→ MATERIAL FOR THIS EXERCISE:
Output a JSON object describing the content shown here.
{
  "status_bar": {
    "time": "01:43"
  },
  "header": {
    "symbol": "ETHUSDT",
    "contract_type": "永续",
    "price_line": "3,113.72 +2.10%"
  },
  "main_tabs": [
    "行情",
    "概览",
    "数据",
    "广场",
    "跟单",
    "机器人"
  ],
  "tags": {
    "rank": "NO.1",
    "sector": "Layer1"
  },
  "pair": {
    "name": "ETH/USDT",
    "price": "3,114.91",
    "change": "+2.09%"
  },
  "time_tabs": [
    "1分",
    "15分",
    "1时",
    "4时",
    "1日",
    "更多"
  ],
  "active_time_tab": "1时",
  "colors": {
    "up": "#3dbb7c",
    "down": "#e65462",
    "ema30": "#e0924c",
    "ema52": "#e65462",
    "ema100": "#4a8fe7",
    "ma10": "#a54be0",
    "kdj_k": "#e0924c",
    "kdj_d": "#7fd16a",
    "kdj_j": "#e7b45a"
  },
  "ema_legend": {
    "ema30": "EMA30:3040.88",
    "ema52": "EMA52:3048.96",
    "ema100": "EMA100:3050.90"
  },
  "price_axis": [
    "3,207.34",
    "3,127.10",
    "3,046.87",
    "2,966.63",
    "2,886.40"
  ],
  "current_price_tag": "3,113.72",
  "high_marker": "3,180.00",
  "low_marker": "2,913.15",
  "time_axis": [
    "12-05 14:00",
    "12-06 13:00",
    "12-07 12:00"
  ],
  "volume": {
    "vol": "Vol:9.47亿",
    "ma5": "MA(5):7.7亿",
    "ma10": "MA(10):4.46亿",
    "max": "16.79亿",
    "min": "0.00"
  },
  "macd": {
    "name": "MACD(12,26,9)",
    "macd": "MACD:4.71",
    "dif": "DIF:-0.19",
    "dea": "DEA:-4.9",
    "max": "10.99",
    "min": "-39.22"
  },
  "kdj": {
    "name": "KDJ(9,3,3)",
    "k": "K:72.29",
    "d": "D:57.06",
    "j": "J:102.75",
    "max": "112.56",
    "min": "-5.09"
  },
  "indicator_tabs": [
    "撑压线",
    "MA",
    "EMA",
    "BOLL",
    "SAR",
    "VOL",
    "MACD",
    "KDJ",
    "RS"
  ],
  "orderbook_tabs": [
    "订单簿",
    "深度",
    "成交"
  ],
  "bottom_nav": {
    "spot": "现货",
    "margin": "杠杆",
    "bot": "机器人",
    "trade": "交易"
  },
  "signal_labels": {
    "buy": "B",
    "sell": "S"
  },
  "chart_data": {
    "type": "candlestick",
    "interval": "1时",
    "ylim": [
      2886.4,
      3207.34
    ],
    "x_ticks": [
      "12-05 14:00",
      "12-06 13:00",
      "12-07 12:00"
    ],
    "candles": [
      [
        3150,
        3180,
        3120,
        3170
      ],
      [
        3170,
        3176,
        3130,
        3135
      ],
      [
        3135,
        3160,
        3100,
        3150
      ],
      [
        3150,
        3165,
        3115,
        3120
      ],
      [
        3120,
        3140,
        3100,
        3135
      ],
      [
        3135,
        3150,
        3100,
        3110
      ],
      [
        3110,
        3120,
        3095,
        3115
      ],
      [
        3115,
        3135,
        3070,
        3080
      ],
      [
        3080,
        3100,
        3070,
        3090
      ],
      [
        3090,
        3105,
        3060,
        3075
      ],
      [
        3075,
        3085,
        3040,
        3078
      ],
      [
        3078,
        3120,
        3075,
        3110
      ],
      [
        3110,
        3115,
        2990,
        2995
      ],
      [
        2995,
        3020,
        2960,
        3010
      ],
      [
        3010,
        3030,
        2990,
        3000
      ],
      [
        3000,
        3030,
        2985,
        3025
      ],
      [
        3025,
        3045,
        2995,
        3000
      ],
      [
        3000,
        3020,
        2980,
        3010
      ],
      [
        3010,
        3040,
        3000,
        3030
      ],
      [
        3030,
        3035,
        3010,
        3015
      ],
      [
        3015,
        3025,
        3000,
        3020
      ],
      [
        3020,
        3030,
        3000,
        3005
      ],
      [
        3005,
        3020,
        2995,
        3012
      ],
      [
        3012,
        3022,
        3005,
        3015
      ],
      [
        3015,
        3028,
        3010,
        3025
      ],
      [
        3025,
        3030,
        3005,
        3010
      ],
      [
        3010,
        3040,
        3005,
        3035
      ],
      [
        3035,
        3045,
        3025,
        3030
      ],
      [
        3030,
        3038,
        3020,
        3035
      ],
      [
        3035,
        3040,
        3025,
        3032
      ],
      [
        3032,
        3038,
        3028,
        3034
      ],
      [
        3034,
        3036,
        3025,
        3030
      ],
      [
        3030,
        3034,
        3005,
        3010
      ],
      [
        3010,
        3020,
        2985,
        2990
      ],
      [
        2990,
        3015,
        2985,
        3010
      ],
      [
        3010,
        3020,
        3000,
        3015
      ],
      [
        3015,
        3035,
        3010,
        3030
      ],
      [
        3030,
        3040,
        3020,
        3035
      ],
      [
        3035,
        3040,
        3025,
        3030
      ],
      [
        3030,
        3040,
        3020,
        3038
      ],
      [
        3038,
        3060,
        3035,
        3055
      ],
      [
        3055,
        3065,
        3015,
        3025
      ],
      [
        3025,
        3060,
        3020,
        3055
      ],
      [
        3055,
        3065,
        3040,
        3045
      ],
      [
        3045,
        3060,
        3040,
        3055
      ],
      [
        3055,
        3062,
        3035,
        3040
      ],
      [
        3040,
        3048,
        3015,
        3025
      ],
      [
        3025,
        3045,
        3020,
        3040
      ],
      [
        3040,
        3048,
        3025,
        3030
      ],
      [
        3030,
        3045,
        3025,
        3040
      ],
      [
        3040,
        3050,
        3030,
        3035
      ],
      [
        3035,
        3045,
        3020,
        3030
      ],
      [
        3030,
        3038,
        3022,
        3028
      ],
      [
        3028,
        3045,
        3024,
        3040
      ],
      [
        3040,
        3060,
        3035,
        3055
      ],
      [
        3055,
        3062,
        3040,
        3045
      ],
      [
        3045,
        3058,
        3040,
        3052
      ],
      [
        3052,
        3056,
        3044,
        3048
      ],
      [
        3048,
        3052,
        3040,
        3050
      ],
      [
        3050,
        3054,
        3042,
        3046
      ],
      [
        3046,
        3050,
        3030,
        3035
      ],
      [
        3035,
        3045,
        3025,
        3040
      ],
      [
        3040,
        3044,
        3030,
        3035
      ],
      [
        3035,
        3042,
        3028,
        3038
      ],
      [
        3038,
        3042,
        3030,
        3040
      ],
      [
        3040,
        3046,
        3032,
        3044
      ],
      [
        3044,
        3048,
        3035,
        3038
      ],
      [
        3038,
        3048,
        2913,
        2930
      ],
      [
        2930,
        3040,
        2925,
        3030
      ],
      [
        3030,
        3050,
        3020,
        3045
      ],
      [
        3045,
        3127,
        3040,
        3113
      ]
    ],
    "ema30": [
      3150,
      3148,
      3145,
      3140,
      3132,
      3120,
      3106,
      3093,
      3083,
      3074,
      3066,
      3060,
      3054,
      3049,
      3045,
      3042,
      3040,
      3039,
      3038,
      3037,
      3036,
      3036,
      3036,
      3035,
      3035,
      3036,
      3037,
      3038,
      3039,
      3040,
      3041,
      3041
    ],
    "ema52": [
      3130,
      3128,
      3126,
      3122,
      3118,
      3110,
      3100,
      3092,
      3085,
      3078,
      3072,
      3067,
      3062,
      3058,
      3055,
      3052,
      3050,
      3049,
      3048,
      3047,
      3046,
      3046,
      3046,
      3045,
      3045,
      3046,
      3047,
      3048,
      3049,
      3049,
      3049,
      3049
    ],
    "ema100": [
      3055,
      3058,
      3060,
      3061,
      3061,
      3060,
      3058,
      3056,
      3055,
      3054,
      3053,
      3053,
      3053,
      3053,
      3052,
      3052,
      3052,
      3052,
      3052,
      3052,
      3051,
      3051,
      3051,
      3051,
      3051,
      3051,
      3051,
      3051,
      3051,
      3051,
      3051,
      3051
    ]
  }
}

→ EXERCISE TASK: Look over the material above and show each line where "name" appears.

→ RESPONSE TO THIS EXERCISE:
    "name": "ETH/USDT",
    "name": "MACD(12,26,9)",
    "name": "KDJ(9,3,3)",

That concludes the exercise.